Throw it in Uber and hold a recount a few months from now. This shows that we care about the majority opinion, but still recognize that for a solid decision to be made we need more conclusive evidence.

Also, I really wanted to restrict the voters by time in the community - someone who is registered Nov '08 should not be voting in our community, regardless of their score on the ladder.
 
what good would a recount do with literally no new information on how skymin performs in standard
 
isnt that also implying that we would have to actually retest it again, taking time away from the other suspects that we need to consider

and, most importantly, that we would still be 100% "hoping" that the vote wouldnt be close again, since we will have done nothing to actively prevent that from happening again (not that that is a good idea)
 
Jumpman paints a very convincing picture for why we need to follow the results of the voting majority -- even if it is by the slimmest of margins. If we do not implement the results of the vote on the standard ladder, then we undermine the foundation of the whole process. We open ourselves to criticism that we pulled a bait-and-switch on the community -- and such criticisms would be completely justified. We said this would be an open, community-driven decision. We need to follow through with that.

__Provided records__.
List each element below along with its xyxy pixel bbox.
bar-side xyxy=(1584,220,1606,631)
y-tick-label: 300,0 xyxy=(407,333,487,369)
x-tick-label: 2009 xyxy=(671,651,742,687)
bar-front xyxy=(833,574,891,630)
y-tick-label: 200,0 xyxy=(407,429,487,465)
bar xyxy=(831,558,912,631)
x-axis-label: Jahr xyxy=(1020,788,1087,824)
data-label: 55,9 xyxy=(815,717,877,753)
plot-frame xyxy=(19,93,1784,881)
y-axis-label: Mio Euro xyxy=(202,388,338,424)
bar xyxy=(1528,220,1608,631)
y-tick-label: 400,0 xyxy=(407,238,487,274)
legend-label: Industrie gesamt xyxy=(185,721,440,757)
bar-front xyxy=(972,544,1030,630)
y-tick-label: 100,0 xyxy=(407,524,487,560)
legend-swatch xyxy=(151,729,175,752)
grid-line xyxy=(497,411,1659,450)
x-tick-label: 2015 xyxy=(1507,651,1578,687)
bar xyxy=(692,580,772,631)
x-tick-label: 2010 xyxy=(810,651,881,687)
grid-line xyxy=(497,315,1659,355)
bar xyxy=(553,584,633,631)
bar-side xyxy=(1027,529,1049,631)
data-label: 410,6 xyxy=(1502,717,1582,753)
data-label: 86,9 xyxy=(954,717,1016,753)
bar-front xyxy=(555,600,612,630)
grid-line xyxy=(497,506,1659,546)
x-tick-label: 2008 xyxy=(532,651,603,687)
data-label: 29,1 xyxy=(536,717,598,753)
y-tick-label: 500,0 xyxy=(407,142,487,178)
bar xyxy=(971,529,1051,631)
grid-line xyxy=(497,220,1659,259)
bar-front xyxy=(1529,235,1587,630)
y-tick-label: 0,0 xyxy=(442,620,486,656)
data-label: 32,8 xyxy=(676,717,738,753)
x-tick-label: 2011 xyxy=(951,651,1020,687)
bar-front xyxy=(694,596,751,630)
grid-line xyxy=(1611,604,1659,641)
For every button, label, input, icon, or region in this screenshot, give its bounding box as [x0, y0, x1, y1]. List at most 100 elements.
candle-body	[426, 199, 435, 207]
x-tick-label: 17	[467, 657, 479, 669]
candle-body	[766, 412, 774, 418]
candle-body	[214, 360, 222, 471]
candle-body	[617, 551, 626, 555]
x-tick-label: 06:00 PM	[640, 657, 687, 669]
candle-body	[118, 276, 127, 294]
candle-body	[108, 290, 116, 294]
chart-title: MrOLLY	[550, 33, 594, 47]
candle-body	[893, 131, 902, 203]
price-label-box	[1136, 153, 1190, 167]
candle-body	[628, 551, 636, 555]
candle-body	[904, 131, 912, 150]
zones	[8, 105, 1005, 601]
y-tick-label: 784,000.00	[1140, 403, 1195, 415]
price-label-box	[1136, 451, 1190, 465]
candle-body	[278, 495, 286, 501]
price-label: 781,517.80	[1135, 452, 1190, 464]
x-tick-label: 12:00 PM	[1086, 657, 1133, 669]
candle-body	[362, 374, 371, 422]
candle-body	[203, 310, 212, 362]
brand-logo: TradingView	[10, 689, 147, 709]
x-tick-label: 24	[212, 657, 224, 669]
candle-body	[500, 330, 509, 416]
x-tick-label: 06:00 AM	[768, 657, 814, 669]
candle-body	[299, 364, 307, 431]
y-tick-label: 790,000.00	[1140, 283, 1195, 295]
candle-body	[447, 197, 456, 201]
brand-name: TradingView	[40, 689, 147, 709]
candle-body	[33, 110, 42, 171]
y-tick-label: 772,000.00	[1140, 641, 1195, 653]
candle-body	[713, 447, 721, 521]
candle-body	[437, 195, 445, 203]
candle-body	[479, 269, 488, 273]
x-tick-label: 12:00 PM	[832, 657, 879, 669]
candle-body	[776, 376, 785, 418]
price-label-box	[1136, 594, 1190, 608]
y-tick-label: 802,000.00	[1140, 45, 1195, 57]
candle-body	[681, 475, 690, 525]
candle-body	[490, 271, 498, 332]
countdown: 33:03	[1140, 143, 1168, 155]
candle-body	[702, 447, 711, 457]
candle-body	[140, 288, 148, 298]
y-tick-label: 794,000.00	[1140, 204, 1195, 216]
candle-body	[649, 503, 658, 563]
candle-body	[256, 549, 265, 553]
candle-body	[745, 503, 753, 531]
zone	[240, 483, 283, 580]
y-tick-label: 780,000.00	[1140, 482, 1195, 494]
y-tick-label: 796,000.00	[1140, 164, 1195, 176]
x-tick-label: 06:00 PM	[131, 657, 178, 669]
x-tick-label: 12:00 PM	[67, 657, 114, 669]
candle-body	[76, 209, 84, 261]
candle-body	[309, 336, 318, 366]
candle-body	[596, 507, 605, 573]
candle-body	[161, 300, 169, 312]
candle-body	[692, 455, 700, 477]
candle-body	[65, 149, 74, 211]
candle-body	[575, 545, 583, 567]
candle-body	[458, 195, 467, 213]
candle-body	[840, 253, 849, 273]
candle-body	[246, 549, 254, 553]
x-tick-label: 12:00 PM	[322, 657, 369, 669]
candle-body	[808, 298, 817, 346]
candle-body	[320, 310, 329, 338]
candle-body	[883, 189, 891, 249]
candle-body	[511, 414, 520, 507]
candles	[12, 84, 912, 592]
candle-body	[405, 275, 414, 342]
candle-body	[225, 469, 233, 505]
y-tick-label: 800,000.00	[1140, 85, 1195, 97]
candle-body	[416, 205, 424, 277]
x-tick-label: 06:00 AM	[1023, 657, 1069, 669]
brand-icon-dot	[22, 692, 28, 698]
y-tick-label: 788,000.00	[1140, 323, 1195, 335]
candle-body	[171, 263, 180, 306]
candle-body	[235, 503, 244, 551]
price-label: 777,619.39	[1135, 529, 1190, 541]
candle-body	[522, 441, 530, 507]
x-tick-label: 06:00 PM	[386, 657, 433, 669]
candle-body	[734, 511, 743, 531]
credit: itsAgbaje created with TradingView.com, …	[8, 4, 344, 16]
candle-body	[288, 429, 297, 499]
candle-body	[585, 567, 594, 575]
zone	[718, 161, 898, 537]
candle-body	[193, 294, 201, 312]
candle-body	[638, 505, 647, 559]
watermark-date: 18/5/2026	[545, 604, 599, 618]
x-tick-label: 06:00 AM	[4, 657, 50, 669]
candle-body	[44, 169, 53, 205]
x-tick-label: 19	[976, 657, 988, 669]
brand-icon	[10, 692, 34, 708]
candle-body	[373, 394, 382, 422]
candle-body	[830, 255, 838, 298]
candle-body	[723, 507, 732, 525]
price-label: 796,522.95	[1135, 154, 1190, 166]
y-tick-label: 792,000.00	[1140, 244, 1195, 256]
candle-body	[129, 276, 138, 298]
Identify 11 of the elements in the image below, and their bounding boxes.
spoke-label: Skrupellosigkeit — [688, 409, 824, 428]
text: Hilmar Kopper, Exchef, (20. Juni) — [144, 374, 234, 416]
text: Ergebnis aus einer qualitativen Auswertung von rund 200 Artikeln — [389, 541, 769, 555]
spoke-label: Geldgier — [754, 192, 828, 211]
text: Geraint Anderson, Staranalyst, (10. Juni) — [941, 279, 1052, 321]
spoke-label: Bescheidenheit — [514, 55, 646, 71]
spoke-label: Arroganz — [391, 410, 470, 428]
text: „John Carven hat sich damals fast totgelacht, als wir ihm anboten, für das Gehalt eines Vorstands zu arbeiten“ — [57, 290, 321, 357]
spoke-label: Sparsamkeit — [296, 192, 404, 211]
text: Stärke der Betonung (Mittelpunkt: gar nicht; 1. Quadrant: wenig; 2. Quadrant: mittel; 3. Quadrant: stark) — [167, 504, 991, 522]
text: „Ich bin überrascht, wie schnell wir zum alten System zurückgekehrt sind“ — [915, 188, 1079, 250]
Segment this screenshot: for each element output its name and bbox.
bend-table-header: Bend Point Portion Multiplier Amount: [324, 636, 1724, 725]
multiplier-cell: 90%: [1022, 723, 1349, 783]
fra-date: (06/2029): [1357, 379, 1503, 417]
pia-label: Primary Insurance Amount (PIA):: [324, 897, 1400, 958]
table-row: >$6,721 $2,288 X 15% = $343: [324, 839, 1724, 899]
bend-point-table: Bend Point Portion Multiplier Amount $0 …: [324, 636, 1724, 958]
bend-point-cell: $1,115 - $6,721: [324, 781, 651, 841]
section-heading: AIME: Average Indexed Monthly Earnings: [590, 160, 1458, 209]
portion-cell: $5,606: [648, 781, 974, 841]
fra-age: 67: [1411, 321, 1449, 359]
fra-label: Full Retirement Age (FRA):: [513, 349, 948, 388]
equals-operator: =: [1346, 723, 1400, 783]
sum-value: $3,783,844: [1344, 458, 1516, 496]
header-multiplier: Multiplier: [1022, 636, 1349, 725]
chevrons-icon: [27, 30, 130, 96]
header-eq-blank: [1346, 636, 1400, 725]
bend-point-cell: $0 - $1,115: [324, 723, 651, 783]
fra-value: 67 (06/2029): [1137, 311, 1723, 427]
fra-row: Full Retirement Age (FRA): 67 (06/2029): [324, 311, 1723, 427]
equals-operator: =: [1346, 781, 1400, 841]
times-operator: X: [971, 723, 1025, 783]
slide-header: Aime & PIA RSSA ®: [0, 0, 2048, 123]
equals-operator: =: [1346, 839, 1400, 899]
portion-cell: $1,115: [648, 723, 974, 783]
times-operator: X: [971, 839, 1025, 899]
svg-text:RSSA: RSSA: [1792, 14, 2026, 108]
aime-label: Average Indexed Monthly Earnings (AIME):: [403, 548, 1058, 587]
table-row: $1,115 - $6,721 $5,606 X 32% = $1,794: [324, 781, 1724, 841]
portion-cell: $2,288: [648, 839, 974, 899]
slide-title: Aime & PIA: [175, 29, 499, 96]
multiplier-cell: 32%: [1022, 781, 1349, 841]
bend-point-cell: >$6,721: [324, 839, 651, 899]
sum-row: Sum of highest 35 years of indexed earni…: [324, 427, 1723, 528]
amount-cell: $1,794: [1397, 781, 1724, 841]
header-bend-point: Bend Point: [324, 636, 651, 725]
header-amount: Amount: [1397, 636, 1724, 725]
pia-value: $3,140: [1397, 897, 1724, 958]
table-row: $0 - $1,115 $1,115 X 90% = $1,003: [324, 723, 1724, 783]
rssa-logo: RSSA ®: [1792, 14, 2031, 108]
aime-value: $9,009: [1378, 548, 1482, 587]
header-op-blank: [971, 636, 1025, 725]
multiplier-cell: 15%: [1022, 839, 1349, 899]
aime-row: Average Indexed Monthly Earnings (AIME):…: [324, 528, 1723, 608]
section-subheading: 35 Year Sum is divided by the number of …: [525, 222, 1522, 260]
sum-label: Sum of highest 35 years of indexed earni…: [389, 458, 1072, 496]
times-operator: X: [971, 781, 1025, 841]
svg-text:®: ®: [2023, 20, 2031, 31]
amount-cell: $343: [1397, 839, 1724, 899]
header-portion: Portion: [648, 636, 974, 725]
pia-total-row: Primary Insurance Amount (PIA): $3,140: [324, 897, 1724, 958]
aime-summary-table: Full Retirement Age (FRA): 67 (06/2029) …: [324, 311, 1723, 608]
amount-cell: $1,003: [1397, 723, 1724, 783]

__Direction__. Pick up the forum thread about the ladder vote after its last sentence and write what comes next. The listing comes from a different source than the forum thread about the ladder vote.

__Expected answer__.
I still believe that a convincing majority (60-67%) should be required to banish a pokemon from Standard -- but we never made such a rule beforehand. If we implement such a rule retroactively, after seeing the results of this vote, then we send a message to the community:

"You can vote on this stuff, just as long as you vote the way the Smogon elite staff WANT you to vote. If you don't, then we'll change the rules to get our way anyway."

I know for a fact, that the results have NOTHING to do with my opinion on this. Like Jumpman, I haven't even looked at the current results. I do not have a strong preference for where Skymin should be tiered. So, I have no motivation to steer the results of this suspect test. But, if we give the APPEARANCE that we are steering this test, then we will undermine the process and our own credibility. For that reason, I think we need to abide by the majority vote. No matter how small a majority that may be.
 
Yeah, but with chaos's suggestion, we are following the vote (as it stands currently) I think that was the point.

We are just admitting that we have made mistakes in this process (which is to be expected). And we arent overruling the decision because we dont agree with it. We are just revisiting it because of how close it was, and because we made the error of not having a suspect ladder.

The only downside to this is it takes another month, and it is possible the vote will be close again.

With the second vote we can require a decent majority, and if it is close, if it agrees with the first vote, then we can accept that. And if it disagrees we can say we are undecided and either repeat the process (which is slow, but thorough) or we can just say it falls into the default position of OU (default because OU is always the default, not because that is what it started as).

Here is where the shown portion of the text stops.